Prompt ▸
An exact reproduction of the records is required, with all images left out.

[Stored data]
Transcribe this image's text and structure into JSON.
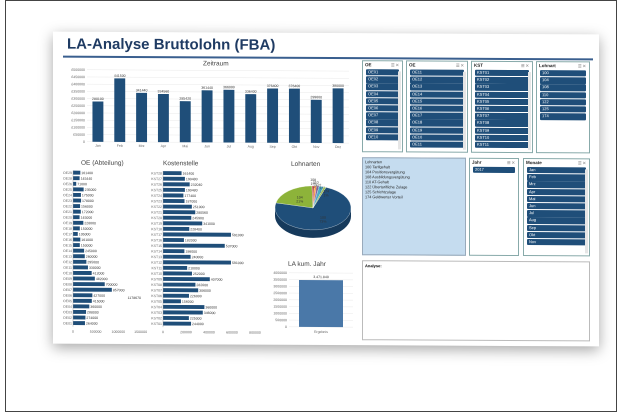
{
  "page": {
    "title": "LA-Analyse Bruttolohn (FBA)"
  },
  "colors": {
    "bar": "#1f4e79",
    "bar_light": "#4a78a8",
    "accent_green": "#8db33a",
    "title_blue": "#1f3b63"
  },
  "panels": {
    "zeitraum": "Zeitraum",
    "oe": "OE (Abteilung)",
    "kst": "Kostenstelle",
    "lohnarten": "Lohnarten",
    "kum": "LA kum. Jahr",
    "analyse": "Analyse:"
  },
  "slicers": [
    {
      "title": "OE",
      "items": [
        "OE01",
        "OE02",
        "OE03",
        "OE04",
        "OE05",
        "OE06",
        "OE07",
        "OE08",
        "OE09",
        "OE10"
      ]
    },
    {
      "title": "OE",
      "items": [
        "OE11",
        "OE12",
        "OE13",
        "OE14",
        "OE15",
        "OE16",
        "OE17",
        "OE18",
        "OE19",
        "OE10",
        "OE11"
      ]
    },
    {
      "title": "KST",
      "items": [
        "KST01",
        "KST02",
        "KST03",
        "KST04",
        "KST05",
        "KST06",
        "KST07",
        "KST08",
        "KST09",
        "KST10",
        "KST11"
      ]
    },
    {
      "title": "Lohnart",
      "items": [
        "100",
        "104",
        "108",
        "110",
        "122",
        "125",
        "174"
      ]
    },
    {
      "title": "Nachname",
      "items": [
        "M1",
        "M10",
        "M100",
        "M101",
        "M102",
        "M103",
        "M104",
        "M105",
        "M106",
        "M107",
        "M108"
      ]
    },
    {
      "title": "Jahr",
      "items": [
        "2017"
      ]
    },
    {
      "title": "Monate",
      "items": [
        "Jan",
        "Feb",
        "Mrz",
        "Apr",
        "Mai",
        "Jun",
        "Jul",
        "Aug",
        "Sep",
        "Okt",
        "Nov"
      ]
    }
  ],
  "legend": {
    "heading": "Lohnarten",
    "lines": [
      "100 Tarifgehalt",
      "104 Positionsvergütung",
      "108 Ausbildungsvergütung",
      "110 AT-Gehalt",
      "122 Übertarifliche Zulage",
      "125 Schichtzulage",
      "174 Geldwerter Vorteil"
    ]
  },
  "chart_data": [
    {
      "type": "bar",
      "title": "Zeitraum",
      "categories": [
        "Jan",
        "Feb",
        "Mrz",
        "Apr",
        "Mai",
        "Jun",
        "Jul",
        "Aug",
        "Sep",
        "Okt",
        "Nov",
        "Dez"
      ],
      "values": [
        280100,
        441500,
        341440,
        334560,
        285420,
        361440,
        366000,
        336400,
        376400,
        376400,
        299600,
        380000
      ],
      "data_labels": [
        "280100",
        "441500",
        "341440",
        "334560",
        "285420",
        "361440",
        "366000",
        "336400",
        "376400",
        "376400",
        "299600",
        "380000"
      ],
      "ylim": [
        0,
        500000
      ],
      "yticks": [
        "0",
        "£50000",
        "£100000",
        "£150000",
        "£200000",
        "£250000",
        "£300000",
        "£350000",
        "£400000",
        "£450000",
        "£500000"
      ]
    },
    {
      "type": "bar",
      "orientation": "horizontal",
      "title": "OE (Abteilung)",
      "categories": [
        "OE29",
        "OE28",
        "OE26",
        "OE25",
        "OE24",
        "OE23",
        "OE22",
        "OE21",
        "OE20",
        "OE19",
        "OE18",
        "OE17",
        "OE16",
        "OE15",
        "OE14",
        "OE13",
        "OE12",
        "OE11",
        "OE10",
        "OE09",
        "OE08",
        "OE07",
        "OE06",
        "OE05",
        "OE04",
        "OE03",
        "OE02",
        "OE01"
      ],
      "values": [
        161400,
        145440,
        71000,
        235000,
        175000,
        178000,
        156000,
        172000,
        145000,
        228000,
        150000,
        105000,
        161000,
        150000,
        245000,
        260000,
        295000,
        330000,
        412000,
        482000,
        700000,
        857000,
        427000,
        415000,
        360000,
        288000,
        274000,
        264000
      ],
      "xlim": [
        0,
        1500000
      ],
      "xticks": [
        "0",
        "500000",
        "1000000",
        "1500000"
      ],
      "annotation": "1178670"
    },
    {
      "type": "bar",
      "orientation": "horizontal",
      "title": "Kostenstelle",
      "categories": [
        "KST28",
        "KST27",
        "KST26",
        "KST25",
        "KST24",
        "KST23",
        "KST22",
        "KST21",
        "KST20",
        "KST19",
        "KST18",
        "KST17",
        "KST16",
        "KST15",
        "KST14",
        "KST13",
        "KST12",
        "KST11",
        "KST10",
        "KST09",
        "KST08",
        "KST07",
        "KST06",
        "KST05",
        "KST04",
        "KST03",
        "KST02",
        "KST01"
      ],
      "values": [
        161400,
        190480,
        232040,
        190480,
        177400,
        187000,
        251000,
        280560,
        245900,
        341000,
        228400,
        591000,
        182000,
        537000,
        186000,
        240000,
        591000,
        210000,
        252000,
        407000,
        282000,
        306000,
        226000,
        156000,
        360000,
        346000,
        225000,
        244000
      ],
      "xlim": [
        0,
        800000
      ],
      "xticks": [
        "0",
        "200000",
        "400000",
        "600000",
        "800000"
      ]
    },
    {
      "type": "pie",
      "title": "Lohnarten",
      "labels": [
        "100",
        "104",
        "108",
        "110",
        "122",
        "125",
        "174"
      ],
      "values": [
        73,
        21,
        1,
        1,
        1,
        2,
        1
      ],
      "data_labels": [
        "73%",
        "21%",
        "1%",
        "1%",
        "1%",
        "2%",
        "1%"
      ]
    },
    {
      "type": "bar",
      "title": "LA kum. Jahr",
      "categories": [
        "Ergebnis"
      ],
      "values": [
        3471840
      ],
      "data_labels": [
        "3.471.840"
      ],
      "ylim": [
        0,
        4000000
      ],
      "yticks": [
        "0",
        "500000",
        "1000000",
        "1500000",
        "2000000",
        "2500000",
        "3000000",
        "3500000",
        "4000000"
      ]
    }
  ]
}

Reply to the exercise ▸
Transcribe this image's text and structure into JSON.
{
  "page": {
    "title": "LA-Analyse Bruttolohn (FBA)"
  },
  "colors": {
    "bar": "#1f4e79",
    "bar_light": "#4a78a8",
    "accent_green": "#8db33a",
    "title_blue": "#1f3b63"
  },
  "panels": {
    "zeitraum": "Zeitraum",
    "oe": "OE (Abteilung)",
    "kst": "Kostenstelle",
    "lohnarten": "Lohnarten",
    "kum": "LA kum. Jahr",
    "analyse": "Analyse:"
  },
  "slicers": [
    {
      "title": "OE",
      "items": [
        "OE01",
        "OE02",
        "OE03",
        "OE04",
        "OE05",
        "OE06",
        "OE07",
        "OE08",
        "OE09",
        "OE10"
      ]
    },
    {
      "title": "OE",
      "items": [
        "OE11",
        "OE12",
        "OE13",
        "OE14",
        "OE15",
        "OE16",
        "OE17",
        "OE18",
        "OE19",
        "OE10",
        "OE11"
      ]
    },
    {
      "title": "KST",
      "items": [
        "KST01",
        "KST02",
        "KST03",
        "KST04",
        "KST05",
        "KST06",
        "KST07",
        "KST08",
        "KST09",
        "KST10",
        "KST11"
      ]
    },
    {
      "title": "Lohnart",
      "items": [
        "100",
        "104",
        "108",
        "110",
        "122",
        "125",
        "174"
      ]
    },
    {
      "title": "Nachname",
      "items": [
        "M1",
        "M10",
        "M100",
        "M101",
        "M102",
        "M103",
        "M104",
        "M105",
        "M106",
        "M107",
        "M108"
      ]
    },
    {
      "title": "Jahr",
      "items": [
        "2017"
      ]
    },
    {
      "title": "Monate",
      "items": [
        "Jan",
        "Feb",
        "Mrz",
        "Apr",
        "Mai",
        "Jun",
        "Jul",
        "Aug",
        "Sep",
        "Okt",
        "Nov"
      ]
    }
  ],
  "legend": {
    "heading": "Lohnarten",
    "lines": [
      "100 Tarifgehalt",
      "104 Positionsvergütung",
      "108 Ausbildungsvergütung",
      "110 AT-Gehalt",
      "122 Übertarifliche Zulage",
      "125 Schichtzulage",
      "174 Geldwerter Vorteil"
    ]
  },
  "chart_data": [
    {
      "type": "bar",
      "title": "Zeitraum",
      "categories": [
        "Jan",
        "Feb",
        "Mrz",
        "Apr",
        "Mai",
        "Jun",
        "Jul",
        "Aug",
        "Sep",
        "Okt",
        "Nov",
        "Dez"
      ],
      "values": [
        280100,
        441500,
        341440,
        334560,
        285420,
        361440,
        366000,
        336400,
        376400,
        376400,
        299600,
        380000
      ],
      "data_labels": [
        "280100",
        "441500",
        "341440",
        "334560",
        "285420",
        "361440",
        "366000",
        "336400",
        "376400",
        "376400",
        "299600",
        "380000"
      ],
      "ylim": [
        0,
        500000
      ],
      "yticks": [
        "0",
        "£50000",
        "£100000",
        "£150000",
        "£200000",
        "£250000",
        "£300000",
        "£350000",
        "£400000",
        "£450000",
        "£500000"
      ]
    },
    {
      "type": "bar",
      "orientation": "horizontal",
      "title": "OE (Abteilung)",
      "categories": [
        "OE29",
        "OE28",
        "OE26",
        "OE25",
        "OE24",
        "OE23",
        "OE22",
        "OE21",
        "OE20",
        "OE19",
        "OE18",
        "OE17",
        "OE16",
        "OE15",
        "OE14",
        "OE13",
        "OE12",
        "OE11",
        "OE10",
        "OE09",
        "OE08",
        "OE07",
        "OE06",
        "OE05",
        "OE04",
        "OE03",
        "OE02",
        "OE01"
      ],
      "values": [
        161400,
        145440,
        71000,
        235000,
        175000,
        178000,
        156000,
        172000,
        145000,
        228000,
        150000,
        105000,
        161000,
        150000,
        245000,
        260000,
        295000,
        330000,
        412000,
        482000,
        700000,
        857000,
        427000,
        415000,
        360000,
        288000,
        274000,
        264000
      ],
      "xlim": [
        0,
        1500000
      ],
      "xticks": [
        "0",
        "500000",
        "1000000",
        "1500000"
      ],
      "annotation": "1178670"
    },
    {
      "type": "bar",
      "orientation": "horizontal",
      "title": "Kostenstelle",
      "categories": [
        "KST28",
        "KST27",
        "KST26",
        "KST25",
        "KST24",
        "KST23",
        "KST22",
        "KST21",
        "KST20",
        "KST19",
        "KST18",
        "KST17",
        "KST16",
        "KST15",
        "KST14",
        "KST13",
        "KST12",
        "KST11",
        "KST10",
        "KST09",
        "KST08",
        "KST07",
        "KST06",
        "KST05",
        "KST04",
        "KST03",
        "KST02",
        "KST01"
      ],
      "values": [
        161400,
        190480,
        232040,
        190480,
        177400,
        187000,
        251000,
        280560,
        245900,
        341000,
        228400,
        591000,
        182000,
        537000,
        186000,
        240000,
        591000,
        210000,
        252000,
        407000,
        282000,
        306000,
        226000,
        156000,
        360000,
        346000,
        225000,
        244000
      ],
      "xlim": [
        0,
        800000
      ],
      "xticks": [
        "0",
        "200000",
        "400000",
        "600000",
        "800000"
      ]
    },
    {
      "type": "pie",
      "title": "Lohnarten",
      "labels": [
        "100",
        "104",
        "108",
        "110",
        "122",
        "125",
        "174"
      ],
      "values": [
        73,
        21,
        1,
        1,
        1,
        2,
        1
      ],
      "data_labels": [
        "73%",
        "21%",
        "1%",
        "1%",
        "1%",
        "2%",
        "1%"
      ]
    },
    {
      "type": "bar",
      "title": "LA kum. Jahr",
      "categories": [
        "Ergebnis"
      ],
      "values": [
        3471840
      ],
      "data_labels": [
        "3.471.840"
      ],
      "ylim": [
        0,
        4000000
      ],
      "yticks": [
        "0",
        "500000",
        "1000000",
        "1500000",
        "2000000",
        "2500000",
        "3000000",
        "3500000",
        "4000000"
      ]
    }
  ]
}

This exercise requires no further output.